:: Description of the task ::
Each line of the data below that includes the string "pure" must be copied.

Collection entries

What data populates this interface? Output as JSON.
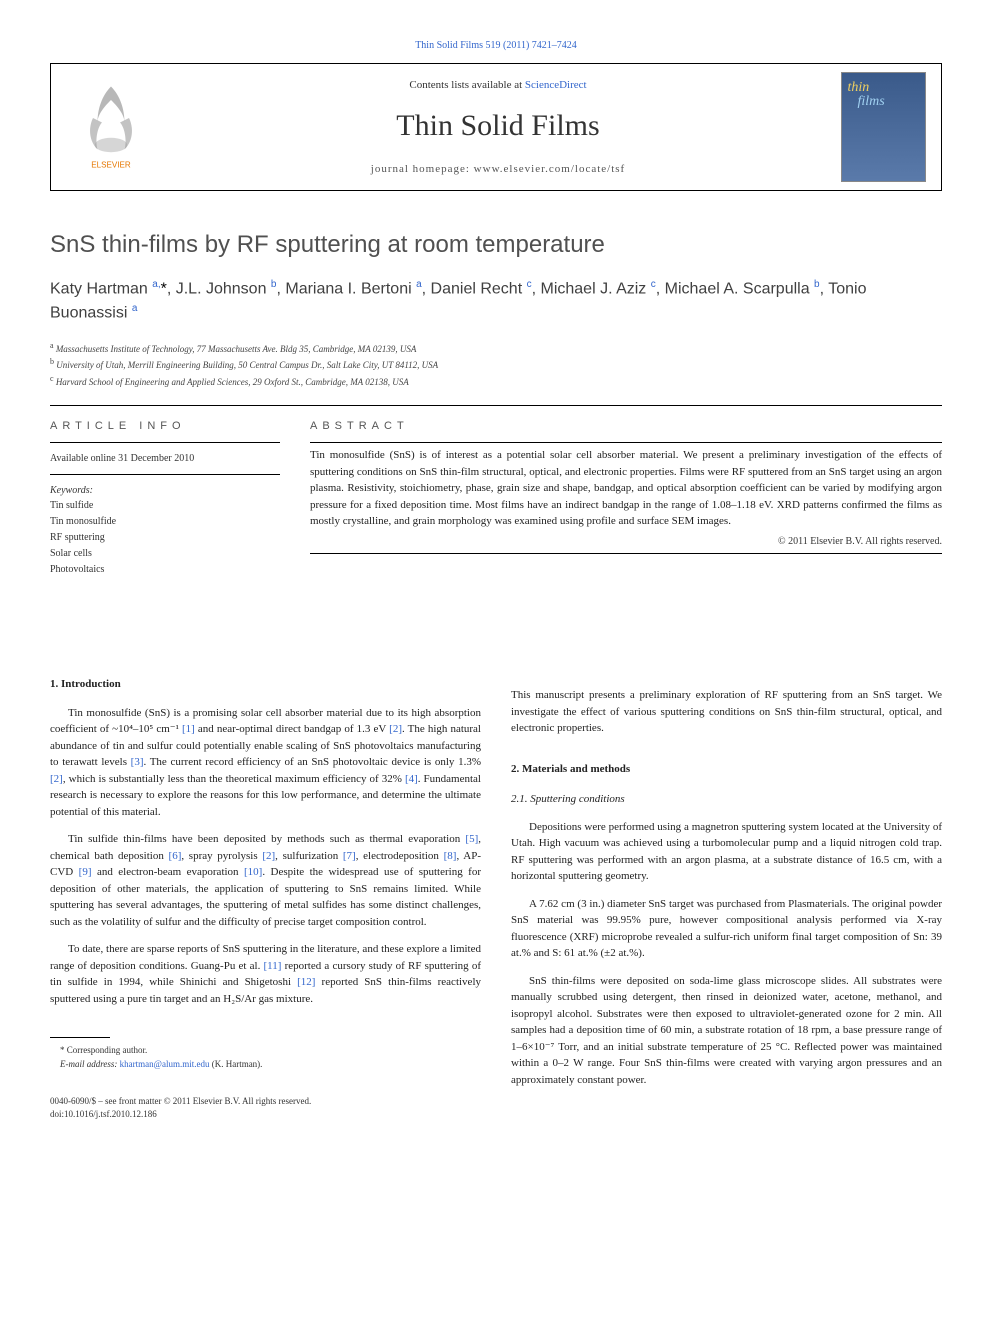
{
  "top_link": "Thin Solid Films 519 (2011) 7421–7424",
  "header": {
    "contents_prefix": "Contents lists available at ",
    "contents_link": "ScienceDirect",
    "journal_name": "Thin Solid Films",
    "homepage_label": "journal homepage: www.elsevier.com/locate/tsf",
    "cover_line1": "thin",
    "cover_line2": "films",
    "elsevier_label": "ELSEVIER"
  },
  "title": "SnS thin-films by RF sputtering at room temperature",
  "authors_html": "Katy Hartman <sup>a,</sup><span class='star'>*</span>, J.L. Johnson <sup>b</sup>, Mariana I. Bertoni <sup>a</sup>, Daniel Recht <sup>c</sup>, Michael J. Aziz <sup>c</sup>, Michael A. Scarpulla <sup>b</sup>, Tonio Buonassisi <sup>a</sup>",
  "affiliations": [
    "a Massachusetts Institute of Technology, 77 Massachusetts Ave. Bldg 35, Cambridge, MA 02139, USA",
    "b University of Utah, Merrill Engineering Building, 50 Central Campus Dr., Salt Lake City, UT 84112, USA",
    "c Harvard School of Engineering and Applied Sciences, 29 Oxford St., Cambridge, MA 02138, USA"
  ],
  "article_info": {
    "label": "ARTICLE INFO",
    "available": "Available online 31 December 2010",
    "keywords_label": "Keywords:",
    "keywords": [
      "Tin sulfide",
      "Tin monosulfide",
      "RF sputtering",
      "Solar cells",
      "Photovoltaics"
    ]
  },
  "abstract": {
    "label": "ABSTRACT",
    "text": "Tin monosulfide (SnS) is of interest as a potential solar cell absorber material. We present a preliminary investigation of the effects of sputtering conditions on SnS thin-film structural, optical, and electronic properties. Films were RF sputtered from an SnS target using an argon plasma. Resistivity, stoichiometry, phase, grain size and shape, bandgap, and optical absorption coefficient can be varied by modifying argon pressure for a fixed deposition time. Most films have an indirect bandgap in the range of 1.08–1.18 eV. XRD patterns confirmed the films as mostly crystalline, and grain morphology was examined using profile and surface SEM images.",
    "copyright": "© 2011 Elsevier B.V. All rights reserved."
  },
  "body": {
    "left": {
      "heading": "1. Introduction",
      "p1": "Tin monosulfide (SnS) is a promising solar cell absorber material due to its high absorption coefficient of ~10⁴–10⁵ cm⁻¹ [1] and near-optimal direct bandgap of 1.3 eV [2]. The high natural abundance of tin and sulfur could potentially enable scaling of SnS photovoltaics manufacturing to terawatt levels [3]. The current record efficiency of an SnS photovoltaic device is only 1.3% [2], which is substantially less than the theoretical maximum efficiency of 32% [4]. Fundamental research is necessary to explore the reasons for this low performance, and determine the ultimate potential of this material.",
      "p2": "Tin sulfide thin-films have been deposited by methods such as thermal evaporation [5], chemical bath deposition [6], spray pyrolysis [2], sulfurization [7], electrodeposition [8], AP-CVD [9] and electron-beam evaporation [10]. Despite the widespread use of sputtering for deposition of other materials, the application of sputtering to SnS remains limited. While sputtering has several advantages, the sputtering of metal sulfides has some distinct challenges, such as the volatility of sulfur and the difficulty of precise target composition control.",
      "p3": "To date, there are sparse reports of SnS sputtering in the literature, and these explore a limited range of deposition conditions. Guang-Pu et al. [11] reported a cursory study of RF sputtering of tin sulfide in 1994, while Shinichi and Shigetoshi [12] reported SnS thin-films reactively sputtered using a pure tin target and an H₂S/Ar gas mixture."
    },
    "right": {
      "intro_cont": "This manuscript presents a preliminary exploration of RF sputtering from an SnS target. We investigate the effect of various sputtering conditions on SnS thin-film structural, optical, and electronic properties.",
      "heading2": "2. Materials and methods",
      "subheading21": "2.1. Sputtering conditions",
      "p1": "Depositions were performed using a magnetron sputtering system located at the University of Utah. High vacuum was achieved using a turbomolecular pump and a liquid nitrogen cold trap. RF sputtering was performed with an argon plasma, at a substrate distance of 16.5 cm, with a horizontal sputtering geometry.",
      "p2": "A 7.62 cm (3 in.) diameter SnS target was purchased from Plasmaterials. The original powder SnS material was 99.95% pure, however compositional analysis performed via X-ray fluorescence (XRF) microprobe revealed a sulfur-rich uniform final target composition of Sn: 39 at.% and S: 61 at.% (±2 at.%).",
      "p3": "SnS thin-films were deposited on soda-lime glass microscope slides. All substrates were manually scrubbed using detergent, then rinsed in deionized water, acetone, methanol, and isopropyl alcohol. Substrates were then exposed to ultraviolet-generated ozone for 2 min. All samples had a deposition time of 60 min, a substrate rotation of 18 rpm, a base pressure range of 1–6×10⁻⁷ Torr, and an initial substrate temperature of 25 °C. Reflected power was maintained within a 0–2 W range. Four SnS thin-films were created with varying argon pressures and an approximately constant power."
    }
  },
  "footnote": {
    "corr": "* Corresponding author.",
    "email_label": "E-mail address: ",
    "email": "khartman@alum.mit.edu",
    "email_suffix": " (K. Hartman)."
  },
  "bottom": {
    "line1": "0040-6090/$ – see front matter © 2011 Elsevier B.V. All rights reserved.",
    "line2": "doi:10.1016/j.tsf.2010.12.186"
  },
  "refs": [
    "[1]",
    "[2]",
    "[3]",
    "[4]",
    "[5]",
    "[6]",
    "[7]",
    "[8]",
    "[9]",
    "[10]",
    "[11]",
    "[12]"
  ]
}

:: Written solution ::
      "p3": "To date, there are sparse reports of SnS sputtering in the literature, and these explore a limited range of deposition conditions. Guang-Pu et al. [11] reported a cursory study of RF sputtering of tin sulfide in 1994, while Shinichi and Shigetoshi [12] reported SnS thin-films reactively sputtered using a pure tin target and an H₂S/Ar gas mixture."
      "p2": "A 7.62 cm (3 in.) diameter SnS target was purchased from Plasmaterials. The original powder SnS material was 99.95% pure, however compositional analysis performed via X-ray fluorescence (XRF) microprobe revealed a sulfur-rich uniform final target composition of Sn: 39 at.% and S: 61 at.% (±2 at.%).",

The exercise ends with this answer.